Everything from the line with "What's the underlying" to the end of the data should be restated word for word, and nothing before it.

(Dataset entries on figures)
#####

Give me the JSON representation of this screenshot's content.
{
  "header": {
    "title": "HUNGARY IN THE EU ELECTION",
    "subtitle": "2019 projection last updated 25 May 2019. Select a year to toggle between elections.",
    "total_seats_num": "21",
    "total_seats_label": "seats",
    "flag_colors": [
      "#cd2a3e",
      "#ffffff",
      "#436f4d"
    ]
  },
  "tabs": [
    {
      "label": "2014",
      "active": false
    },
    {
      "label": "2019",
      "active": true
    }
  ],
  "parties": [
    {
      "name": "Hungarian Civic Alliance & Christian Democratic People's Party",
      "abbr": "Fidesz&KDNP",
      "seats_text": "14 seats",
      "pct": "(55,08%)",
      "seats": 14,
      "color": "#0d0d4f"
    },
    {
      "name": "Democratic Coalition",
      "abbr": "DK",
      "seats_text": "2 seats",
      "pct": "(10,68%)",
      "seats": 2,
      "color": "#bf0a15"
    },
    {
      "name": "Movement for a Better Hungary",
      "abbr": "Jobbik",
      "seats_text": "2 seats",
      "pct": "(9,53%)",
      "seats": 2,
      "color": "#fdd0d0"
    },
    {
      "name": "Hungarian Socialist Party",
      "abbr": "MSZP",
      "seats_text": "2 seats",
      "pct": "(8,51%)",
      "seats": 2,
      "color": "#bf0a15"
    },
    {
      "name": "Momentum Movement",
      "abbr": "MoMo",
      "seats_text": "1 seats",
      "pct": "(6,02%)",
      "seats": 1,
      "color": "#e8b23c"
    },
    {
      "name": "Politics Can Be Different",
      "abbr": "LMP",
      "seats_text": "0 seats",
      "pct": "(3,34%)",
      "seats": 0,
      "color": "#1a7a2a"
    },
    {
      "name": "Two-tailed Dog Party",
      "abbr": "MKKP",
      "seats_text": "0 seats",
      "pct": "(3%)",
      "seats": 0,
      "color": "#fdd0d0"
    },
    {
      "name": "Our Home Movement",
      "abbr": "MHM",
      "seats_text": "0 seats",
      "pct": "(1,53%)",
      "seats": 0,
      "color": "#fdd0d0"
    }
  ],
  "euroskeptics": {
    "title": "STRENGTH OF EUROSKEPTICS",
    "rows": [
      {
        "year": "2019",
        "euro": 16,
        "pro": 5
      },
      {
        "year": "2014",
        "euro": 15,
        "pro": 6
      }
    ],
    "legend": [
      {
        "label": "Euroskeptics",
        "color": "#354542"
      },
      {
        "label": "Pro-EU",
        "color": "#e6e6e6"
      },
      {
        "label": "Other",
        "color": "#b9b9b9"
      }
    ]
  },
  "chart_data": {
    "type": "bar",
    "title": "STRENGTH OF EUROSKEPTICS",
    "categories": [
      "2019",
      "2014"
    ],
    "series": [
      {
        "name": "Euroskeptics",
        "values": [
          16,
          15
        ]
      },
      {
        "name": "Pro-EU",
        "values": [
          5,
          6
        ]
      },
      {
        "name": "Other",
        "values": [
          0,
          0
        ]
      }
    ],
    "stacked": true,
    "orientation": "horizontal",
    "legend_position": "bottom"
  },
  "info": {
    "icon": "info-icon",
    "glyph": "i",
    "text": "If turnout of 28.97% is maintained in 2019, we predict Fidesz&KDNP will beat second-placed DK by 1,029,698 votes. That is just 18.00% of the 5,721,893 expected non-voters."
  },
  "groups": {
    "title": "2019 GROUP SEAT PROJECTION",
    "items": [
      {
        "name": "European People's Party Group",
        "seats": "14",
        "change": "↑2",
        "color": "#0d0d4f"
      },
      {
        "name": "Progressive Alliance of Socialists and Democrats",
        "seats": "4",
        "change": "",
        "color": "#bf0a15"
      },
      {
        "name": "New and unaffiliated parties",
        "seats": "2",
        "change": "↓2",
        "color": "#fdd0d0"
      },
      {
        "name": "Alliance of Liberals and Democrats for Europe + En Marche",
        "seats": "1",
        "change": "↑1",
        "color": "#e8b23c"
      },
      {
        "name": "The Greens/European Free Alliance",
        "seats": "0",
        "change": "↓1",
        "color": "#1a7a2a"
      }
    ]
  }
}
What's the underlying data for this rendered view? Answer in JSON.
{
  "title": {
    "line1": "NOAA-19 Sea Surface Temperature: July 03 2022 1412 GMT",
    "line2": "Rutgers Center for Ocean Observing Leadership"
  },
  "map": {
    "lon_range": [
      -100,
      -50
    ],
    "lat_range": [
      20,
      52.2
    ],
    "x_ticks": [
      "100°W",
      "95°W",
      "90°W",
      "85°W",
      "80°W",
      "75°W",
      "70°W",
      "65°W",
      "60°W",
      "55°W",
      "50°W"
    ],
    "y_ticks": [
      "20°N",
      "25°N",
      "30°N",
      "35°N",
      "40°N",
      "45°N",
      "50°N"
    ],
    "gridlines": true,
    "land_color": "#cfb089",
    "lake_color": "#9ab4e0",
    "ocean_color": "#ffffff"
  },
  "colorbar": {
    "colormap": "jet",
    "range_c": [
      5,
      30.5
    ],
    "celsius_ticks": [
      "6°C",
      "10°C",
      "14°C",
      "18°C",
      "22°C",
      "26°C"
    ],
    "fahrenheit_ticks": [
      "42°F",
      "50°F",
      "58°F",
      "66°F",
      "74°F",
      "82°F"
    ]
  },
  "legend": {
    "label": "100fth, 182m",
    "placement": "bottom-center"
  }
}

#####

=== Finished task ===
What's the underlying data for this rendered view? Answer in JSON.
{
  "title": {
    "line1": "NOAA-19 Sea Surface Temperature: July 03 2022 1412 GMT",
    "line2": "Rutgers Center for Ocean Observing Leadership"
  },
  "map": {
    "lon_range": [
      -100,
      -50
    ],
    "lat_range": [
      20,
      52.2
    ],
    "x_ticks": [
      "100°W",
      "95°W",
      "90°W",
      "85°W",
      "80°W",
      "75°W",
      "70°W",
      "65°W",
      "60°W",
      "55°W",
      "50°W"
    ],
    "y_ticks": [
      "20°N",
      "25°N",
      "30°N",
      "35°N",
      "40°N",
      "45°N",
      "50°N"
    ],
    "gridlines": true,
    "land_color": "#cfb089",
    "lake_color": "#9ab4e0",
    "ocean_color": "#ffffff"
  },
  "colorbar": {
    "colormap": "jet",
    "range_c": [
      5,
      30.5
    ],
    "celsius_ticks": [
      "6°C",
      "10°C",
      "14°C",
      "18°C",
      "22°C",
      "26°C"
    ],
    "fahrenheit_ticks": [
      "42°F",
      "50°F",
      "58°F",
      "66°F",
      "74°F",
      "82°F"
    ]
  },
  "legend": {
    "label": "100fth, 182m",
    "placement": "bottom-center"
  }
}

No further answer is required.